* _YOUR INSTRUCTIONS_:
The entries below should be given again exactly, minus their pictures.

Start INPUT RECORDS

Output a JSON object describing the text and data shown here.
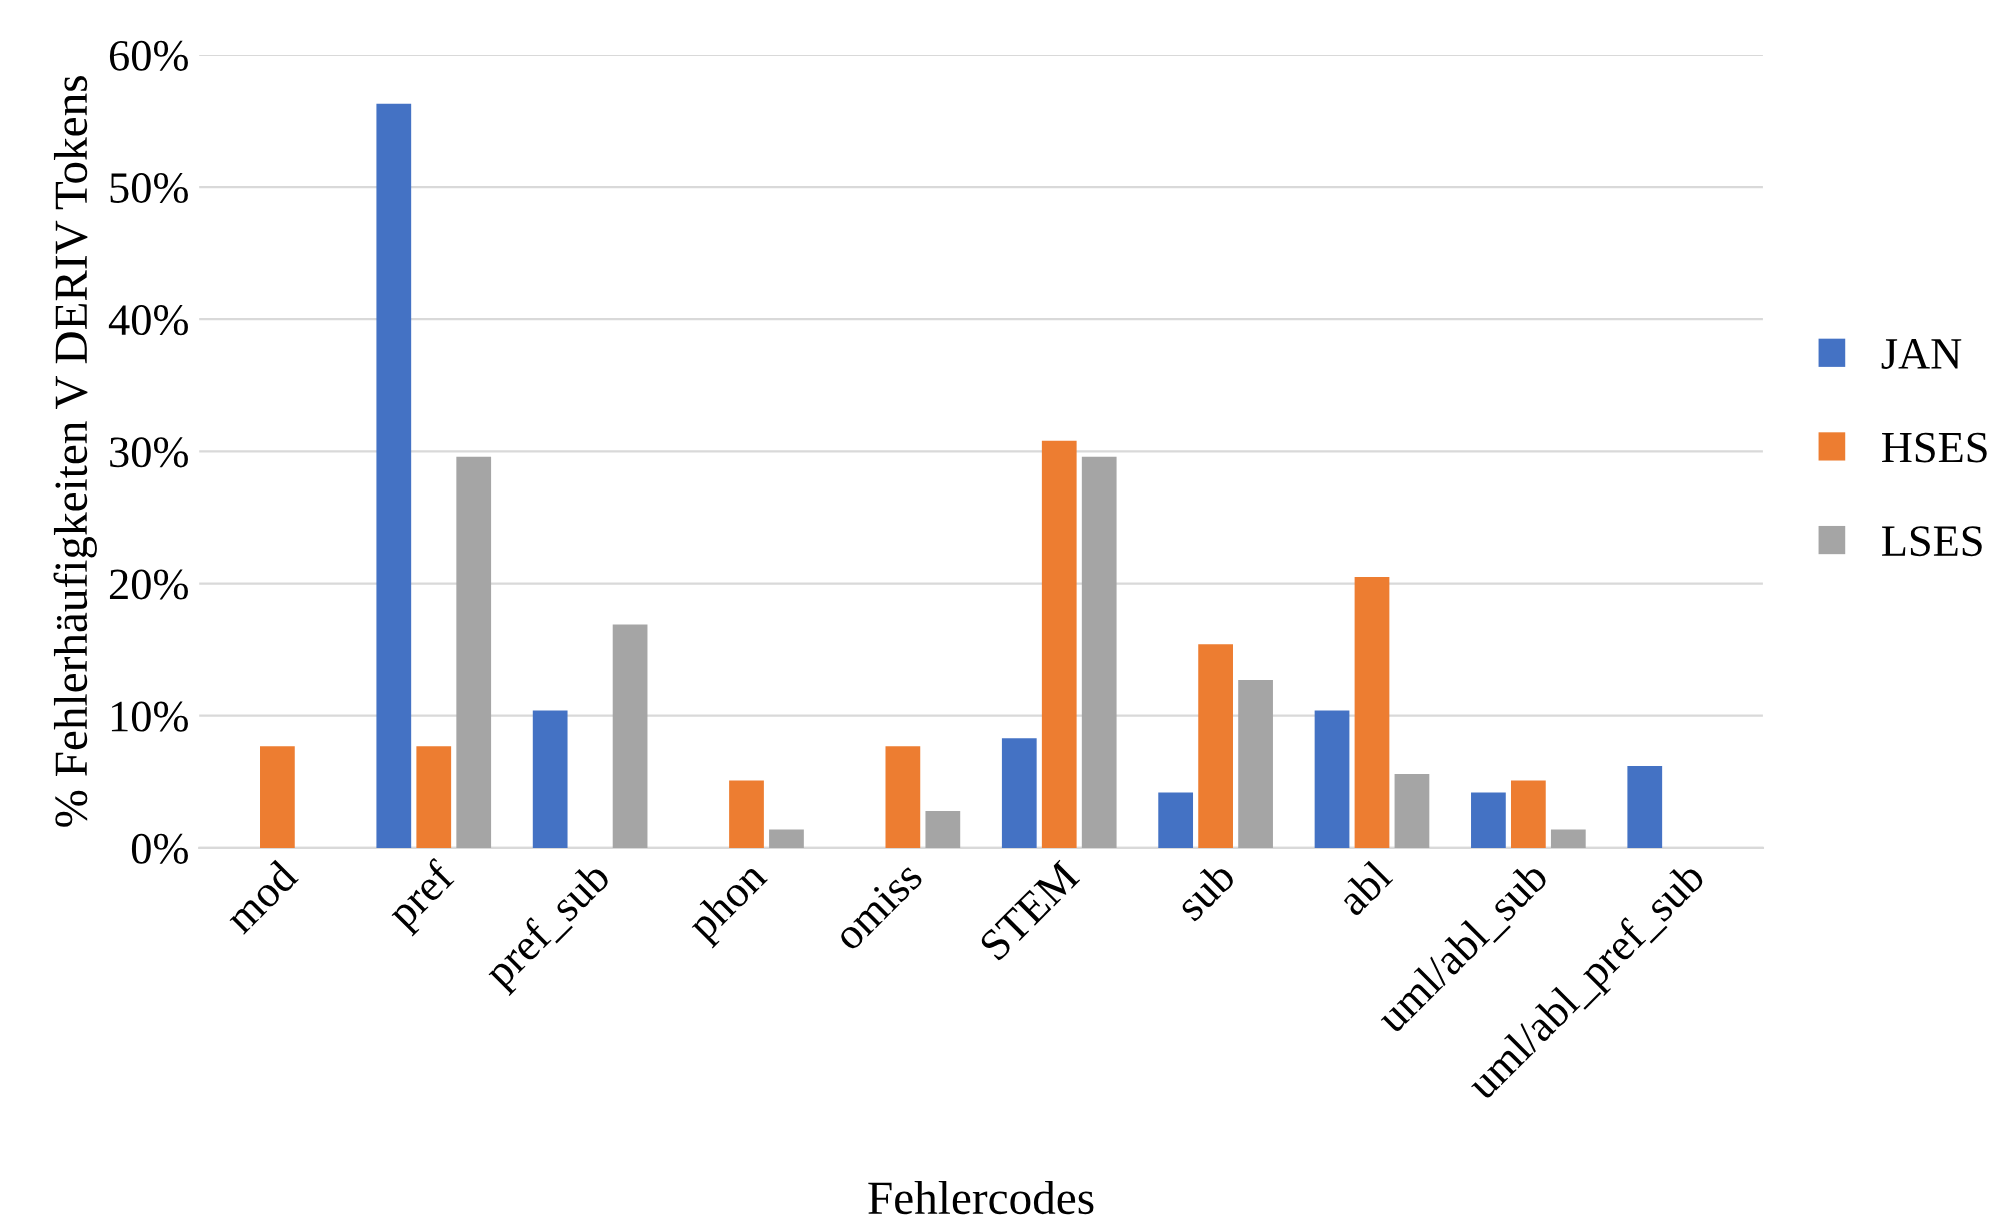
{
  "chart_data": {
    "type": "bar",
    "xlabel": "Fehlercodes",
    "ylabel": "% Fehlerhäufigkeiten V DERIV Tokens",
    "categories": [
      "mod",
      "pref",
      "pref_sub",
      "phon",
      "omiss",
      "STEM",
      "sub",
      "abl",
      "uml/abl_sub",
      "uml/abl_pref_sub"
    ],
    "series": [
      {
        "name": "JAN",
        "color": "#4472c4",
        "values": [
          null,
          56.3,
          10.4,
          null,
          null,
          8.3,
          4.2,
          10.4,
          4.2,
          6.2
        ]
      },
      {
        "name": "HSES",
        "color": "#ed7d31",
        "values": [
          7.7,
          7.7,
          null,
          5.1,
          7.7,
          30.8,
          15.4,
          20.5,
          5.1,
          null
        ]
      },
      {
        "name": "LSES",
        "color": "#a5a5a5",
        "values": [
          null,
          29.6,
          16.9,
          1.4,
          2.8,
          29.6,
          12.7,
          5.6,
          1.4,
          null
        ]
      }
    ],
    "ylim": [
      0,
      60
    ],
    "yticks": [
      {
        "value": 0,
        "label": "0%"
      },
      {
        "value": 10,
        "label": "10%"
      },
      {
        "value": 20,
        "label": "20%"
      },
      {
        "value": 30,
        "label": "30%"
      },
      {
        "value": 40,
        "label": "40%"
      },
      {
        "value": 50,
        "label": "50%"
      },
      {
        "value": 60,
        "label": "60%"
      }
    ],
    "grid": "y",
    "legend": "right"
  }
}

End INPUT RECORDS

* _OUTPUT FOR THIS EXERCISE_:
Output a JSON object describing the text and data shown here.
{
  "chart_data": {
    "type": "bar",
    "xlabel": "Fehlercodes",
    "ylabel": "% Fehlerhäufigkeiten V DERIV Tokens",
    "categories": [
      "mod",
      "pref",
      "pref_sub",
      "phon",
      "omiss",
      "STEM",
      "sub",
      "abl",
      "uml/abl_sub",
      "uml/abl_pref_sub"
    ],
    "series": [
      {
        "name": "JAN",
        "color": "#4472c4",
        "values": [
          null,
          56.3,
          10.4,
          null,
          null,
          8.3,
          4.2,
          10.4,
          4.2,
          6.2
        ]
      },
      {
        "name": "HSES",
        "color": "#ed7d31",
        "values": [
          7.7,
          7.7,
          null,
          5.1,
          7.7,
          30.8,
          15.4,
          20.5,
          5.1,
          null
        ]
      },
      {
        "name": "LSES",
        "color": "#a5a5a5",
        "values": [
          null,
          29.6,
          16.9,
          1.4,
          2.8,
          29.6,
          12.7,
          5.6,
          1.4,
          null
        ]
      }
    ],
    "ylim": [
      0,
      60
    ],
    "yticks": [
      {
        "value": 0,
        "label": "0%"
      },
      {
        "value": 10,
        "label": "10%"
      },
      {
        "value": 20,
        "label": "20%"
      },
      {
        "value": 30,
        "label": "30%"
      },
      {
        "value": 40,
        "label": "40%"
      },
      {
        "value": 50,
        "label": "50%"
      },
      {
        "value": 60,
        "label": "60%"
      }
    ],
    "grid": "y",
    "legend": "right"
  }
}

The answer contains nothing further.